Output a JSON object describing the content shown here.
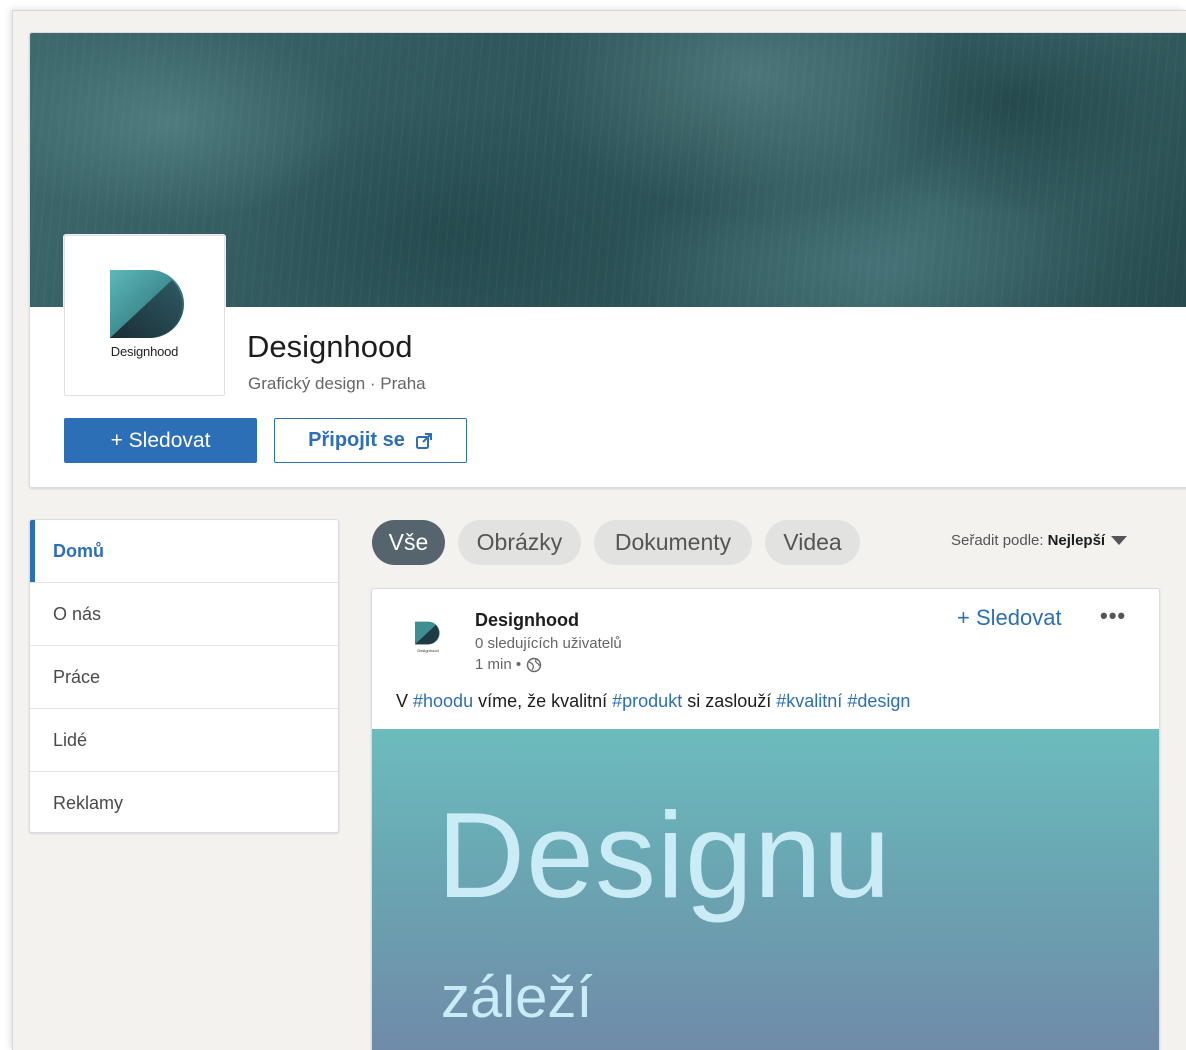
{
  "company": {
    "logo_text": "Designhood",
    "name": "Designhood",
    "subtitle": "Grafický design · Praha"
  },
  "actions": {
    "follow_label": "+ Sledovat",
    "connect_label": "Připojit se"
  },
  "nav": {
    "items": [
      {
        "label": "Domů",
        "active": true
      },
      {
        "label": "O nás",
        "active": false
      },
      {
        "label": "Práce",
        "active": false
      },
      {
        "label": "Lidé",
        "active": false
      },
      {
        "label": "Reklamy",
        "active": false
      }
    ]
  },
  "filters": {
    "pills": [
      {
        "label": "Vše",
        "active": true
      },
      {
        "label": "Obrázky",
        "active": false
      },
      {
        "label": "Dokumenty",
        "active": false
      },
      {
        "label": "Videa",
        "active": false
      }
    ],
    "sort_label": "Seřadit podle:",
    "sort_value": "Nejlepší"
  },
  "post": {
    "logo_text": "Designhood",
    "author": "Designhood",
    "followers": "0 sledujících uživatelů",
    "time": "1 min •",
    "follow_label": "+ Sledovat",
    "more_label": "•••",
    "text": {
      "p1": "V ",
      "tag1": "#hoodu",
      "p2": " víme, že kvalitní ",
      "tag2": "#produkt",
      "p3": " si zaslouží ",
      "tag3": "#kvalitní",
      "p4": " ",
      "tag4": "#design"
    },
    "image_title": "Designu",
    "image_subtitle": "záleží"
  },
  "icons": {
    "external_link": "external-link-icon",
    "globe": "globe-icon",
    "caret": "caret-down-icon"
  },
  "colors": {
    "accent": "#2d6fb6",
    "pill_active": "#56646d",
    "pill_inactive": "#e2e2e0",
    "cover": "#2f575b"
  }
}
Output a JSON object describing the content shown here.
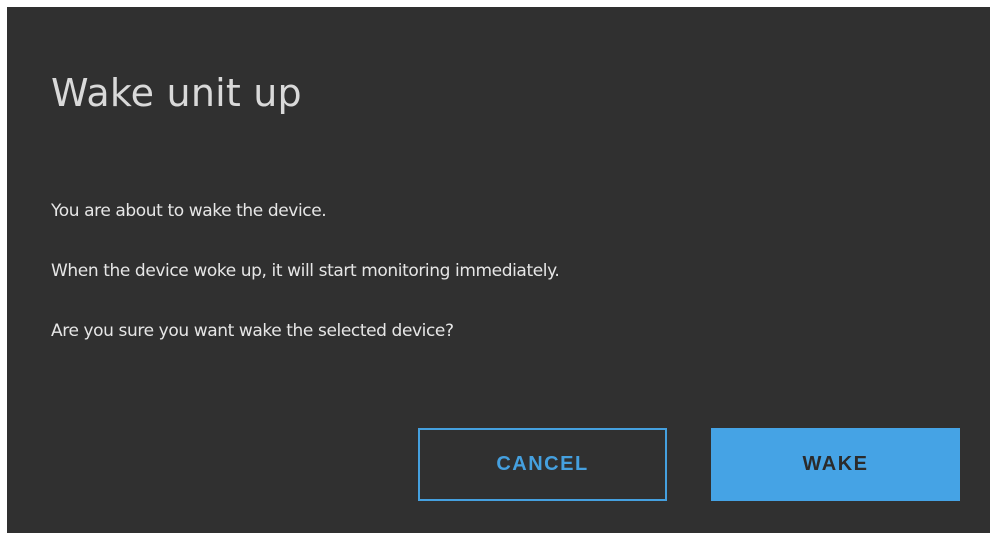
{
  "dialog": {
    "title": "Wake unit up",
    "messages": [
      "You are about to wake the device.",
      "When the device woke up, it will start monitoring immediately.",
      "Are you sure you want wake the selected device?"
    ],
    "buttons": {
      "cancel_label": "CANCEL",
      "wake_label": "WAKE"
    }
  },
  "colors": {
    "dialog_background": "#303030",
    "title_text": "#d9d9d9",
    "body_text": "#e6e6e6",
    "accent": "#45a3e5",
    "primary_button_text": "#2b2b2b"
  }
}
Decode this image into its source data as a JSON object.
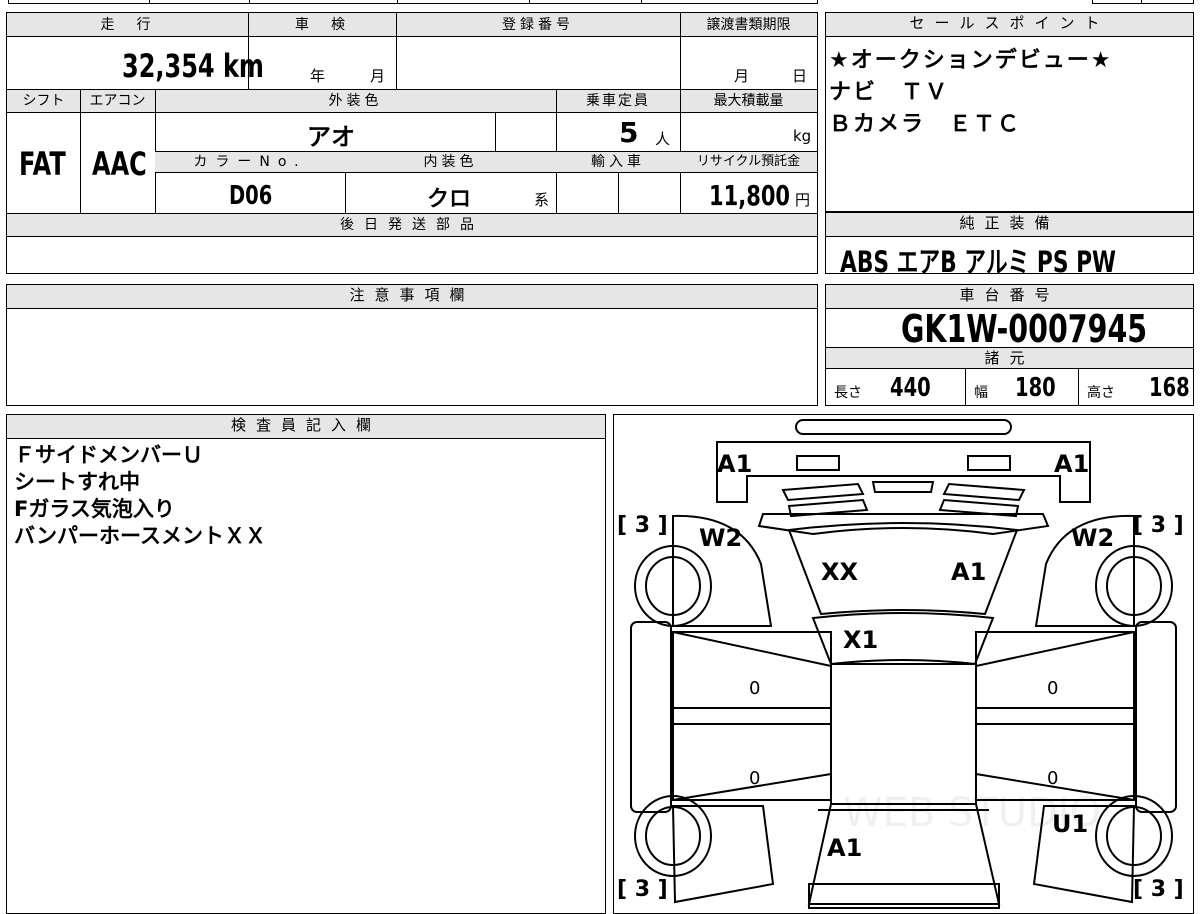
{
  "vehicle": {
    "mileage_label": "走　行",
    "mileage_value": "32,354 km",
    "inspection_label": "車　検",
    "inspection_year": "年",
    "inspection_month": "月",
    "registration_label": "登録番号",
    "transfer_label": "譲渡書類期限",
    "transfer_month": "月",
    "transfer_day": "日",
    "shift_label": "シフト",
    "shift_value": "FAT",
    "ac_label": "エアコン",
    "ac_value": "AAC",
    "exterior_label": "外装色",
    "exterior_value": "アオ",
    "capacity_label": "乗車定員",
    "capacity_value": "5",
    "capacity_unit": "人",
    "max_load_label": "最大積載量",
    "max_load_unit": "kg",
    "color_no_label": "カラーNo.",
    "color_no_value": "D06",
    "interior_label": "内装色",
    "interior_value": "クロ",
    "interior_suffix": "系",
    "import_label": "輸入車",
    "recycle_label": "リサイクル預託金",
    "recycle_value": "11,800",
    "recycle_unit": "円",
    "later_parts_label": "後日発送部品"
  },
  "sales_point": {
    "header": "セールスポイント",
    "lines": [
      "★オークションデビュー★",
      "ナビ　ＴＶ",
      "Ｂカメラ　ＥＴＣ"
    ]
  },
  "equipment": {
    "header": "純正装備",
    "value": "ABS エアB アルミ PS PW"
  },
  "caution": {
    "header": "注意事項欄"
  },
  "chassis": {
    "header": "車台番号",
    "value": "GK1W-0007945"
  },
  "specs": {
    "header": "諸元",
    "length_label": "長さ",
    "length_value": "440",
    "width_label": "幅",
    "width_value": "180",
    "height_label": "高さ",
    "height_value": "168"
  },
  "inspector": {
    "header": "検査員記入欄",
    "lines": [
      "ＦサイドメンバーＵ",
      "シートすれ中",
      "Fガラス気泡入り",
      "バンパーホースメントＸＸ"
    ]
  },
  "diagram": {
    "marks": {
      "front_left_corner": "A1",
      "front_right_corner": "A1",
      "fl_tire": "[ 3 ]",
      "fr_tire": "[ 3 ]",
      "rl_tire": "[ 3 ]",
      "rr_tire": "[ 3 ]",
      "left_fender": "W2",
      "right_fender": "W2",
      "hood_left": "XX",
      "hood_right": "A1",
      "windshield": "X1",
      "left_front_door": "0",
      "left_rear_door": "0",
      "right_front_door": "0",
      "right_rear_door": "0",
      "rear_right": "U1",
      "rear": "A1"
    },
    "watermark": "WEB STUDIO"
  }
}
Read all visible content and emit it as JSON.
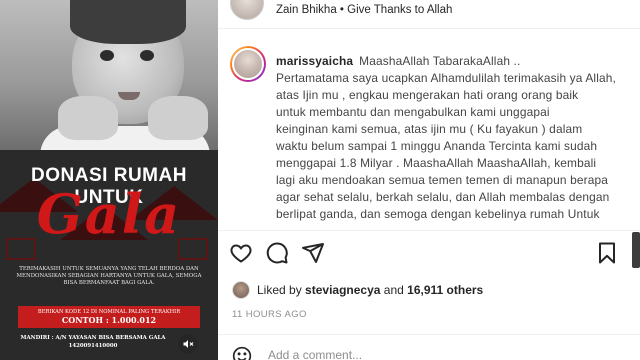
{
  "poster": {
    "title": "DONASI RUMAH UNTUK",
    "script_name": "Gala",
    "body_text": "TERIMAKASIH UNTUK SEMUANYA YANG TELAH BERDOA DAN MENDONASIKAN SEBAGIAN HARTANYA UNTUK GALA, SEMOGA BISA BERMANFAAT BAGI GALA.",
    "banner_line1": "BERIKAN KODE 12 DI NOMINAL PALING TERAKHIR",
    "banner_line2": "CONTOH : 1.000.012",
    "bank_line1": "MANDIRI : A/N YAYASAN BISA BERSAMA GALA",
    "bank_line2": "1420091410000",
    "icons": {
      "mute": "speaker-muted-icon"
    }
  },
  "post": {
    "header": "Zain Bhikha • Give Thanks to Allah",
    "caption": {
      "username": "marissyaicha",
      "lines": [
        "MaashaAllah TabarakaAllah ..",
        "Pertamatama saya ucapkan Alhamdulilah terimakasih ya Allah,",
        "atas Ijin mu , engkau mengerakan hati orang orang baik",
        "untuk membantu dan mengabulkan kami unggapai",
        "keinginan kami semua, atas ijin mu ( Ku fayakun ) dalam",
        "waktu belum sampai 1 minggu Ananda Tercinta kami sudah",
        "menggapai 1.8 Milyar . MaashaAllah MaashaAllah, kembali",
        "lagi aku mendoakan semua temen temen di manapun berapa",
        "agar sehat selalu, berkah selalu, dan Allah membalas dengan",
        "berlipat ganda, dan semoga dengan kebelinya rumah Untuk"
      ]
    },
    "actions": {
      "like": "heart-icon",
      "comment": "comment-icon",
      "share": "send-icon",
      "save": "bookmark-icon"
    },
    "likes": {
      "prefix": "Liked by",
      "user": "steviagnecya",
      "connector": "and",
      "count": "16,911 others"
    },
    "timestamp": "11 HOURS AGO",
    "comment_placeholder": "Add a comment..."
  },
  "colors": {
    "accent_red": "#c41d1d",
    "script_red": "#d01818",
    "text_main": "#262626",
    "text_muted": "#8e8e8e"
  }
}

= WHAT YOU HAVE TO DO =
Transcribe the records above exactly, omitting every picture they contain.

= RESULT =
Output a JSON object describing the content shown here.
{
  "company": {
    "logo_text": "Designhood",
    "name": "Designhood",
    "subtitle": "Grafický design · Praha"
  },
  "actions": {
    "follow_label": "+ Sledovat",
    "connect_label": "Připojit se"
  },
  "nav": {
    "items": [
      {
        "label": "Domů",
        "active": true
      },
      {
        "label": "O nás",
        "active": false
      },
      {
        "label": "Práce",
        "active": false
      },
      {
        "label": "Lidé",
        "active": false
      },
      {
        "label": "Reklamy",
        "active": false
      }
    ]
  },
  "filters": {
    "pills": [
      {
        "label": "Vše",
        "active": true
      },
      {
        "label": "Obrázky",
        "active": false
      },
      {
        "label": "Dokumenty",
        "active": false
      },
      {
        "label": "Videa",
        "active": false
      }
    ],
    "sort_label": "Seřadit podle:",
    "sort_value": "Nejlepší"
  },
  "post": {
    "logo_text": "Designhood",
    "author": "Designhood",
    "followers": "0 sledujících uživatelů",
    "time": "1 min •",
    "follow_label": "+ Sledovat",
    "more_label": "•••",
    "text": {
      "p1": "V ",
      "tag1": "#hoodu",
      "p2": " víme, že kvalitní ",
      "tag2": "#produkt",
      "p3": " si zaslouží ",
      "tag3": "#kvalitní",
      "p4": " ",
      "tag4": "#design"
    },
    "image_title": "Designu",
    "image_subtitle": "záleží"
  },
  "icons": {
    "external_link": "external-link-icon",
    "globe": "globe-icon",
    "caret": "caret-down-icon"
  },
  "colors": {
    "accent": "#2d6fb6",
    "pill_active": "#56646d",
    "pill_inactive": "#e2e2e0",
    "cover": "#2f575b"
  }
}
Output a JSON object describing the content shown here.
{
  "dialog": {
    "title": "Wake unit up",
    "messages": [
      "You are about to wake the device.",
      "When the device woke up, it will start monitoring immediately.",
      "Are you sure you want wake the selected device?"
    ],
    "buttons": {
      "cancel_label": "CANCEL",
      "wake_label": "WAKE"
    }
  },
  "colors": {
    "dialog_background": "#303030",
    "title_text": "#d9d9d9",
    "body_text": "#e6e6e6",
    "accent": "#45a3e5",
    "primary_button_text": "#2b2b2b"
  }
}
Decode this image into its source data as a JSON object.
{
  "vehicle": {
    "mileage_label": "走　行",
    "mileage_value": "32,354 km",
    "inspection_label": "車　検",
    "inspection_year": "年",
    "inspection_month": "月",
    "registration_label": "登録番号",
    "transfer_label": "譲渡書類期限",
    "transfer_month": "月",
    "transfer_day": "日",
    "shift_label": "シフト",
    "shift_value": "FAT",
    "ac_label": "エアコン",
    "ac_value": "AAC",
    "exterior_label": "外装色",
    "exterior_value": "アオ",
    "capacity_label": "乗車定員",
    "capacity_value": "5",
    "capacity_unit": "人",
    "max_load_label": "最大積載量",
    "max_load_unit": "kg",
    "color_no_label": "カラーNo.",
    "color_no_value": "D06",
    "interior_label": "内装色",
    "interior_value": "クロ",
    "interior_suffix": "系",
    "import_label": "輸入車",
    "recycle_label": "リサイクル預託金",
    "recycle_value": "11,800",
    "recycle_unit": "円",
    "later_parts_label": "後日発送部品"
  },
  "sales_point": {
    "header": "セールスポイント",
    "lines": [
      "★オークションデビュー★",
      "ナビ　ＴＶ",
      "Ｂカメラ　ＥＴＣ"
    ]
  },
  "equipment": {
    "header": "純正装備",
    "value": "ABS エアB アルミ PS PW"
  },
  "caution": {
    "header": "注意事項欄"
  },
  "chassis": {
    "header": "車台番号",
    "value": "GK1W-0007945"
  },
  "specs": {
    "header": "諸元",
    "length_label": "長さ",
    "length_value": "440",
    "width_label": "幅",
    "width_value": "180",
    "height_label": "高さ",
    "height_value": "168"
  },
  "inspector": {
    "header": "検査員記入欄",
    "lines": [
      "ＦサイドメンバーＵ",
      "シートすれ中",
      "Fガラス気泡入り",
      "バンパーホースメントＸＸ"
    ]
  },
  "diagram": {
    "marks": {
      "front_left_corner": "A1",
      "front_right_corner": "A1",
      "fl_tire": "[ 3 ]",
      "fr_tire": "[ 3 ]",
      "rl_tire": "[ 3 ]",
      "rr_tire": "[ 3 ]",
      "left_fender": "W2",
      "right_fender": "W2",
      "hood_left": "XX",
      "hood_right": "A1",
      "windshield": "X1",
      "left_front_door": "0",
      "left_rear_door": "0",
      "right_front_door": "0",
      "right_rear_door": "0",
      "rear_right": "U1",
      "rear": "A1"
    },
    "watermark": "WEB STUDIO"
  }
}
Read all visible content and emit it as JSON.
{
  "poster": {
    "title": "DONASI RUMAH UNTUK",
    "script_name": "Gala",
    "body_text": "TERIMAKASIH UNTUK SEMUANYA YANG TELAH BERDOA DAN MENDONASIKAN SEBAGIAN HARTANYA UNTUK GALA, SEMOGA BISA BERMANFAAT BAGI GALA.",
    "banner_line1": "BERIKAN KODE 12 DI NOMINAL PALING TERAKHIR",
    "banner_line2": "CONTOH : 1.000.012",
    "bank_line1": "MANDIRI : A/N YAYASAN BISA BERSAMA GALA",
    "bank_line2": "1420091410000",
    "icons": {
      "mute": "speaker-muted-icon"
    }
  },
  "post": {
    "header": "Zain Bhikha • Give Thanks to Allah",
    "caption": {
      "username": "marissyaicha",
      "lines": [
        "MaashaAllah TabarakaAllah ..",
        "Pertamatama saya ucapkan Alhamdulilah terimakasih ya Allah,",
        "atas Ijin mu , engkau mengerakan hati orang orang baik",
        "untuk membantu dan mengabulkan kami unggapai",
        "keinginan kami semua, atas ijin mu ( Ku fayakun ) dalam",
        "waktu belum sampai 1 minggu Ananda Tercinta kami sudah",
        "menggapai 1.8 Milyar . MaashaAllah MaashaAllah, kembali",
        "lagi aku mendoakan semua temen temen di manapun berapa",
        "agar sehat selalu, berkah selalu, dan Allah membalas dengan",
        "berlipat ganda, dan semoga dengan kebelinya rumah Untuk"
      ]
    },
    "actions": {
      "like": "heart-icon",
      "comment": "comment-icon",
      "share": "send-icon",
      "save": "bookmark-icon"
    },
    "likes": {
      "prefix": "Liked by",
      "user": "steviagnecya",
      "connector": "and",
      "count": "16,911 others"
    },
    "timestamp": "11 HOURS AGO",
    "comment_placeholder": "Add a comment..."
  },
  "colors": {
    "accent_red": "#c41d1d",
    "script_red": "#d01818",
    "text_main": "#262626",
    "text_muted": "#8e8e8e"
  }
}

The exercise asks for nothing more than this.